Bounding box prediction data
-=-=-=-=-
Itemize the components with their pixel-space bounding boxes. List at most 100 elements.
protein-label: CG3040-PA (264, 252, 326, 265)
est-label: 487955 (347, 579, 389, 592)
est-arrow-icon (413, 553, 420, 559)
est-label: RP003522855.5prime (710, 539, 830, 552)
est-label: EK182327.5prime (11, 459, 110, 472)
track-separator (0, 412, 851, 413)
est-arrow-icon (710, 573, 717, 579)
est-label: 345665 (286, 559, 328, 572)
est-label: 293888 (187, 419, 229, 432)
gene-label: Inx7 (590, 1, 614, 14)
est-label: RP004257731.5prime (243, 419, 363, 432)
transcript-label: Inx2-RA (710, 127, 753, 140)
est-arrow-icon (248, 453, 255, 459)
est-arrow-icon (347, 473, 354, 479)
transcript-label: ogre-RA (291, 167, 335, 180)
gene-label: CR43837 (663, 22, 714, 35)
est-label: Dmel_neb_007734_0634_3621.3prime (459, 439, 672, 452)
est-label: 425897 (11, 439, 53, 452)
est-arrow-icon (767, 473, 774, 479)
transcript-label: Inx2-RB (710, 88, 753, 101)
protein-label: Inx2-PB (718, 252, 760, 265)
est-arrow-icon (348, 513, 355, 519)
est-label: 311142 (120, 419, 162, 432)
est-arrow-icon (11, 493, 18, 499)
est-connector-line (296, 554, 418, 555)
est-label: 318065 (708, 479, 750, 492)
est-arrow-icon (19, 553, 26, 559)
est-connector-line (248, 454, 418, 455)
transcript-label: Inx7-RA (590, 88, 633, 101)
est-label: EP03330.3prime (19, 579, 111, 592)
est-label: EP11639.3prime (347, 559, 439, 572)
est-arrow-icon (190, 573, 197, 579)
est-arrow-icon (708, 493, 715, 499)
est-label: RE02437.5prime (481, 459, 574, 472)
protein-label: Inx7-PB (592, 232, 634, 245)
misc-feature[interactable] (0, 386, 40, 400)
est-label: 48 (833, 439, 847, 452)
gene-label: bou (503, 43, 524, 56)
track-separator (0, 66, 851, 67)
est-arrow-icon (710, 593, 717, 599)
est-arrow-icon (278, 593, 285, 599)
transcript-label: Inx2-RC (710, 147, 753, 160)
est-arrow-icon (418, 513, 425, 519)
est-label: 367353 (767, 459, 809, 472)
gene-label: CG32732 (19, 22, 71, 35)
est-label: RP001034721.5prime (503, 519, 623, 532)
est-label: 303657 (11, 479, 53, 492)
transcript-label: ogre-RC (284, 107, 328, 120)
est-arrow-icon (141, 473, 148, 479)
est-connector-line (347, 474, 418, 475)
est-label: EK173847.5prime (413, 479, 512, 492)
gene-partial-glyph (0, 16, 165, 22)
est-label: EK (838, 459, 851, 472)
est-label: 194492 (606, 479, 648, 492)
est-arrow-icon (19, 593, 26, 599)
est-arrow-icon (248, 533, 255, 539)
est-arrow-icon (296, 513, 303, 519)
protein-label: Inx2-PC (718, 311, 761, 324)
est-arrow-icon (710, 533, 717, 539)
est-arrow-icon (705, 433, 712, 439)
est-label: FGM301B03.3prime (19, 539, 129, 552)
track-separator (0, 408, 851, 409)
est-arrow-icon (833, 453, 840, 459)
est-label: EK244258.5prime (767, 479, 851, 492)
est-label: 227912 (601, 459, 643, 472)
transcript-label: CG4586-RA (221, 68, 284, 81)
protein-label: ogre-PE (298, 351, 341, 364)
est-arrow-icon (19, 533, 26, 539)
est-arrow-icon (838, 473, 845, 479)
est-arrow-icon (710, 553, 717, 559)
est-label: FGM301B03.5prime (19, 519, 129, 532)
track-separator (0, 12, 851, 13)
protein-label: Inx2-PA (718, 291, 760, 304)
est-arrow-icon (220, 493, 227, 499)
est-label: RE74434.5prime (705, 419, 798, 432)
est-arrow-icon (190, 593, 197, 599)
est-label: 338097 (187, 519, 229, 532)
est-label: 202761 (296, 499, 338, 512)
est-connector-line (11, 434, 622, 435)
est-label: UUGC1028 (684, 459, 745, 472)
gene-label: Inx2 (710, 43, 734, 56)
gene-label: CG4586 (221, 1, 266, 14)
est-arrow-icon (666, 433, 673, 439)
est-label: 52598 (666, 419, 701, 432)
-=-=-=-=-
▸ About this task: Copy every line from the entries that contains the word "track".

▸ Answer to this problem:
track-separator (0, 412, 851, 413)
track-separator (0, 66, 851, 67)
track-separator (0, 408, 851, 409)
track-separator (0, 12, 851, 13)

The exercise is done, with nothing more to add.